* [AIM OF THE EXERCISE]: Single out the lines of the material that contain "ffffff" and copy them.

* [DATA EXTRACT]:
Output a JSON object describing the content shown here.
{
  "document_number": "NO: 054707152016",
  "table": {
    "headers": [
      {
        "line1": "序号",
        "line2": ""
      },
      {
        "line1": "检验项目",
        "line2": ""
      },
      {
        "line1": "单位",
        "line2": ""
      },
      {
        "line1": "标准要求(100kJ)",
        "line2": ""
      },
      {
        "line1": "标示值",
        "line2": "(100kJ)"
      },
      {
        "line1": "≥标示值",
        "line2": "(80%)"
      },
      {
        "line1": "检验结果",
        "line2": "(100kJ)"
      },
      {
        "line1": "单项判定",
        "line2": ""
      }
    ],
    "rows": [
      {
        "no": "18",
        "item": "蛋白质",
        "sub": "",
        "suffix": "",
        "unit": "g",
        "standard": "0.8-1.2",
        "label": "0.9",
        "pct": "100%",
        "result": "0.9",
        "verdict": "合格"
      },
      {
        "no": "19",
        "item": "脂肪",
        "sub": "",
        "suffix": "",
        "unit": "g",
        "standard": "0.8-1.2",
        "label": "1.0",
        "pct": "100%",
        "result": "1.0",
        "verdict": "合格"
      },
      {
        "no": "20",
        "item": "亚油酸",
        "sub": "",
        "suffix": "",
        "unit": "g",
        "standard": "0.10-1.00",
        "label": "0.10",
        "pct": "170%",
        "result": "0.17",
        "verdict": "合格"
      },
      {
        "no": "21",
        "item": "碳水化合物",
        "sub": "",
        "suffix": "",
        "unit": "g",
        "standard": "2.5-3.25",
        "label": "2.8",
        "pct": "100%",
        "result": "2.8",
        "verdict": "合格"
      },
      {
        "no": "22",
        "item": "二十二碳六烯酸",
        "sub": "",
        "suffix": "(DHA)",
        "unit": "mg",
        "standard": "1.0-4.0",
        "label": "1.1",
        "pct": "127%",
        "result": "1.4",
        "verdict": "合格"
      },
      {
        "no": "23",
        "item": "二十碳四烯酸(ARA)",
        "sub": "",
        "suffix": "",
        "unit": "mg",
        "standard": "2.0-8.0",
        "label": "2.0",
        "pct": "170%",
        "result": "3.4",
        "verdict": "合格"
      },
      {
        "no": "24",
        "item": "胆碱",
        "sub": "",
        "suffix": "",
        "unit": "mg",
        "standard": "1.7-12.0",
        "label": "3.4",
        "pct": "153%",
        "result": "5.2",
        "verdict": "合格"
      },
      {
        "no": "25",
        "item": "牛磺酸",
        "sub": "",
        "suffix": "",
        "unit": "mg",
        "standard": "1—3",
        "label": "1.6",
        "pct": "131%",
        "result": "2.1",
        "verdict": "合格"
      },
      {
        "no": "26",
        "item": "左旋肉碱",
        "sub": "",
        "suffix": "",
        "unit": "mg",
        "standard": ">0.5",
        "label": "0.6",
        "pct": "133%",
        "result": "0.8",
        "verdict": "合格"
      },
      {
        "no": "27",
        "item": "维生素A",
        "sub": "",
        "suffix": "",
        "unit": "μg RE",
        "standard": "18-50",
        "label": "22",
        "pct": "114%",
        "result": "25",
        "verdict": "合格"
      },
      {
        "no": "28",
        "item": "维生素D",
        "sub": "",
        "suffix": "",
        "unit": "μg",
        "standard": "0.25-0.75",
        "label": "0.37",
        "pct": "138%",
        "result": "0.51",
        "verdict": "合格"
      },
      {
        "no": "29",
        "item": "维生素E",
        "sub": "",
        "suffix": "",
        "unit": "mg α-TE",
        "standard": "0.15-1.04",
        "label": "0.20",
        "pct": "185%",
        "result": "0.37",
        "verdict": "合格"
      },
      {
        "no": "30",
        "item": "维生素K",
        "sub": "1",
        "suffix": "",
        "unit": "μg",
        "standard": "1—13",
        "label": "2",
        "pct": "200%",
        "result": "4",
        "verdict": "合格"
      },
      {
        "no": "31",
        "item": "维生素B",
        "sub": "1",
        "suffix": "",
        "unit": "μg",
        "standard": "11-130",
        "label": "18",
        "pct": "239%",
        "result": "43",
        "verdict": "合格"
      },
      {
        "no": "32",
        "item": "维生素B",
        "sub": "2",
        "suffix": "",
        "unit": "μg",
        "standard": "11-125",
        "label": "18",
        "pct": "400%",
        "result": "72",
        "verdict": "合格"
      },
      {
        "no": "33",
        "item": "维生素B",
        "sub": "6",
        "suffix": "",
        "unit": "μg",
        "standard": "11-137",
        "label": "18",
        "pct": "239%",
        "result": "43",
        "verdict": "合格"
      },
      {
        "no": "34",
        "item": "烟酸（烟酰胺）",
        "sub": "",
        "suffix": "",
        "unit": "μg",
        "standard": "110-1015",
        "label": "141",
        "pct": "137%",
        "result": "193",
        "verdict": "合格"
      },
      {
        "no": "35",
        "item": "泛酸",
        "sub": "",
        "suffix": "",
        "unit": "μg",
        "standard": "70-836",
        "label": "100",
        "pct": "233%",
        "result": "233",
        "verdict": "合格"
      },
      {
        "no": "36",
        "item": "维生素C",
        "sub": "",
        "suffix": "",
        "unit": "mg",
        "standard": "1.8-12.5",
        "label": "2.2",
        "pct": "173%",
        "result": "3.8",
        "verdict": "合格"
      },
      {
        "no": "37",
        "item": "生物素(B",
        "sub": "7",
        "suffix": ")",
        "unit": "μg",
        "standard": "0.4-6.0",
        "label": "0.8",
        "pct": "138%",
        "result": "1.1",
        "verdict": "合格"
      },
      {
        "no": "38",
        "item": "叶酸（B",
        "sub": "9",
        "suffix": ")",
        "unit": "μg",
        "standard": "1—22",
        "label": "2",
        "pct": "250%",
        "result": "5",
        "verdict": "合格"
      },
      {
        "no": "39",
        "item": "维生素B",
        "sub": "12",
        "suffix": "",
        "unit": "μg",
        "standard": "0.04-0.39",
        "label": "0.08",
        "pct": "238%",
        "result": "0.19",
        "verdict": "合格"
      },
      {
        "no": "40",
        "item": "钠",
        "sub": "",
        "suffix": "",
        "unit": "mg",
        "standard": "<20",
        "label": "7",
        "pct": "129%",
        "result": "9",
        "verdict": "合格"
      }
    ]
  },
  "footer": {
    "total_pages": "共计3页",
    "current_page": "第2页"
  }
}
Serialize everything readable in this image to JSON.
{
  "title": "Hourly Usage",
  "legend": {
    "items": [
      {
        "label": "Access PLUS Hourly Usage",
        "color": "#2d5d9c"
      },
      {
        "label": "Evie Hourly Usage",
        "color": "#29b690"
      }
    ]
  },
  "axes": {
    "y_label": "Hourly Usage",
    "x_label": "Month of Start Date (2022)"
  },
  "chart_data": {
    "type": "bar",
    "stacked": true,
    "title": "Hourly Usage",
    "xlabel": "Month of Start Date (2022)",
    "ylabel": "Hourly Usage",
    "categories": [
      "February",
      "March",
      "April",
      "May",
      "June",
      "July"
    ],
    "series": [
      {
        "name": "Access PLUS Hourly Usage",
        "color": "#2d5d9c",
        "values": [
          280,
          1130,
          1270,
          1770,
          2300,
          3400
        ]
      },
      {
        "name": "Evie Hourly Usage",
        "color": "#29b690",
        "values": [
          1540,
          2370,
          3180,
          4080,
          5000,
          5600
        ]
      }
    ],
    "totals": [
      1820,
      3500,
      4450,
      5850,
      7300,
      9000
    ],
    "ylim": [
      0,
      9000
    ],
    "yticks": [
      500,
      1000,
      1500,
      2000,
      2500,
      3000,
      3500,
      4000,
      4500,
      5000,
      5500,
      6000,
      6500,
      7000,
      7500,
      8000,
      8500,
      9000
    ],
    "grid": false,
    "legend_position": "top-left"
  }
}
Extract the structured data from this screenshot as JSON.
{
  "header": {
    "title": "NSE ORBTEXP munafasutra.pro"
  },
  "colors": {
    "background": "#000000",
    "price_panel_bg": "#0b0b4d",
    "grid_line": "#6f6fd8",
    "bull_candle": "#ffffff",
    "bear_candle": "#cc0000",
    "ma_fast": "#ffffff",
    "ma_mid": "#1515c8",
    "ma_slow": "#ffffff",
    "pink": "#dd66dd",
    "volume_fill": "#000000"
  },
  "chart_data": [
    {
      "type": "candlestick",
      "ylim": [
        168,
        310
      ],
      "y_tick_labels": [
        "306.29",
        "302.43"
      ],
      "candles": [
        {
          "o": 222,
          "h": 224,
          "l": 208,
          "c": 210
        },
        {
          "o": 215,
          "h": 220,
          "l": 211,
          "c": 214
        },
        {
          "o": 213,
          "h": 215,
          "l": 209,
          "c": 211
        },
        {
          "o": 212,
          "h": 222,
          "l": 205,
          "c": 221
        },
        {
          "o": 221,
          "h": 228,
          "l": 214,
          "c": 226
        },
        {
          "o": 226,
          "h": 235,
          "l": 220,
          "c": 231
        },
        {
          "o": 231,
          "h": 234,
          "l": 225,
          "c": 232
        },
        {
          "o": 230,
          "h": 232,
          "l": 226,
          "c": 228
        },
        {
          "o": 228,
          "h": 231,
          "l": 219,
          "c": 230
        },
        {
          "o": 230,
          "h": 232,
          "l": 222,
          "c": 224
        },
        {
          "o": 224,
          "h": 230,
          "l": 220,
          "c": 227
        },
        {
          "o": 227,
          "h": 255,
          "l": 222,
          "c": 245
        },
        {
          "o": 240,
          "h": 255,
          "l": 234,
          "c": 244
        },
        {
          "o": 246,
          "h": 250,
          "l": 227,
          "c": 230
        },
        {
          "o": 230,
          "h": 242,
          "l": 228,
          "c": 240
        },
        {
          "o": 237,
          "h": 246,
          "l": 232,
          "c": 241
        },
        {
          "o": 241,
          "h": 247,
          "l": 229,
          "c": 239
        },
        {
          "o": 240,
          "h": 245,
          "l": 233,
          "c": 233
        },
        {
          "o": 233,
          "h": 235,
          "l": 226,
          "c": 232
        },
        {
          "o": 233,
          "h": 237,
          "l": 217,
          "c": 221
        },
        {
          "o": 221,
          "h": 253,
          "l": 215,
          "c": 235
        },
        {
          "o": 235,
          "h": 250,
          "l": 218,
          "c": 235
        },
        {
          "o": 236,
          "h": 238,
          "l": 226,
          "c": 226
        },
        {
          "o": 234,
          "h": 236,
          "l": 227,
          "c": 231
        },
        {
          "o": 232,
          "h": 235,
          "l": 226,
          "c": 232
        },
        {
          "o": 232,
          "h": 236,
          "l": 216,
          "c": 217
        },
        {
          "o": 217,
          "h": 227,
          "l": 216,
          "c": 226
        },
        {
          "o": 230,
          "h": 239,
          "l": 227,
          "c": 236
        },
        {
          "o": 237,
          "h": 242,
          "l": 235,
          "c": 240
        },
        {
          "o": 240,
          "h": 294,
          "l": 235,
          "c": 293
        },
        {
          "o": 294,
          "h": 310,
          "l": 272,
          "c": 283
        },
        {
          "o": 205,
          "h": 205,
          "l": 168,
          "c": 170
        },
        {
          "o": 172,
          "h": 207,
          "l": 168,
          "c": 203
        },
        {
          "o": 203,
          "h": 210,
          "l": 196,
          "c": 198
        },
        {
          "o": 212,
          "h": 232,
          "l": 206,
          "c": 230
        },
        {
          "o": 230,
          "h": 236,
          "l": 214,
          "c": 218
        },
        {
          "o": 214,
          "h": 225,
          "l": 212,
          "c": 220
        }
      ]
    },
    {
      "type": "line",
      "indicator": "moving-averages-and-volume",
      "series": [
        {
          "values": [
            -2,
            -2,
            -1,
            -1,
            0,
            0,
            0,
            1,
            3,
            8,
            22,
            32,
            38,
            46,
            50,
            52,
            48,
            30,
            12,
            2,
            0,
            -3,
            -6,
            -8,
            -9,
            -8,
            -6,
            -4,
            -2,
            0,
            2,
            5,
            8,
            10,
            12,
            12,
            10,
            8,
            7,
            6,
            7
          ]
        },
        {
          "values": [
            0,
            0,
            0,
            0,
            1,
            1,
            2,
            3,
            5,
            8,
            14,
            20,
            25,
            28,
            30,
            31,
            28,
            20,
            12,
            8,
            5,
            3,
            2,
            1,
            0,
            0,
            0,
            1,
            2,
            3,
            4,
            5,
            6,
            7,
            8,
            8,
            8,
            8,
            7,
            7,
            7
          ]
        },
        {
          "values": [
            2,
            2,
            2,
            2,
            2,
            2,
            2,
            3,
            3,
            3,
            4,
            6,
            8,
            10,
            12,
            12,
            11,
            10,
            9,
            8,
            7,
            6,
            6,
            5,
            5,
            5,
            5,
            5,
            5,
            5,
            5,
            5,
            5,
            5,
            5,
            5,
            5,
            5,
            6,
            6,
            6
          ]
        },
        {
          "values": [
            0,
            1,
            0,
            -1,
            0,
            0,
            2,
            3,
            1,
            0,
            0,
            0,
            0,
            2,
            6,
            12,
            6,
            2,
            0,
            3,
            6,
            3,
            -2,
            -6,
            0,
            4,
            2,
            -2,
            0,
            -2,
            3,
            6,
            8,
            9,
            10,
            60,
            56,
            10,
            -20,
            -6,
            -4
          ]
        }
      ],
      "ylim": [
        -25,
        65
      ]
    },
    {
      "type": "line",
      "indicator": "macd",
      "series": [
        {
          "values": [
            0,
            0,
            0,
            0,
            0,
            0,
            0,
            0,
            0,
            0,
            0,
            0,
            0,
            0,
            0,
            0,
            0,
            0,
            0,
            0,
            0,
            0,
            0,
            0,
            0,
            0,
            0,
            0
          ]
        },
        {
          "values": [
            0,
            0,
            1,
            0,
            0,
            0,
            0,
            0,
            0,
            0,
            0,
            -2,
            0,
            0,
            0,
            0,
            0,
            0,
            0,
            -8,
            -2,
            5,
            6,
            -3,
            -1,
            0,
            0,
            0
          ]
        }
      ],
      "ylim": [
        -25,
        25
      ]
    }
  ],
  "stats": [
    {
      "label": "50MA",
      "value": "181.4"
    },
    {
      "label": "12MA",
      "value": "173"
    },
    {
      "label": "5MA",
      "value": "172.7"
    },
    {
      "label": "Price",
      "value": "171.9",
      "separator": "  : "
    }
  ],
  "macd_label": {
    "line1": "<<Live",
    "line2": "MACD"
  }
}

* [EXERCISE RESPONSE]:
    "bull_candle": "#ffffff",
    "ma_fast": "#ffffff",
    "ma_slow": "#ffffff",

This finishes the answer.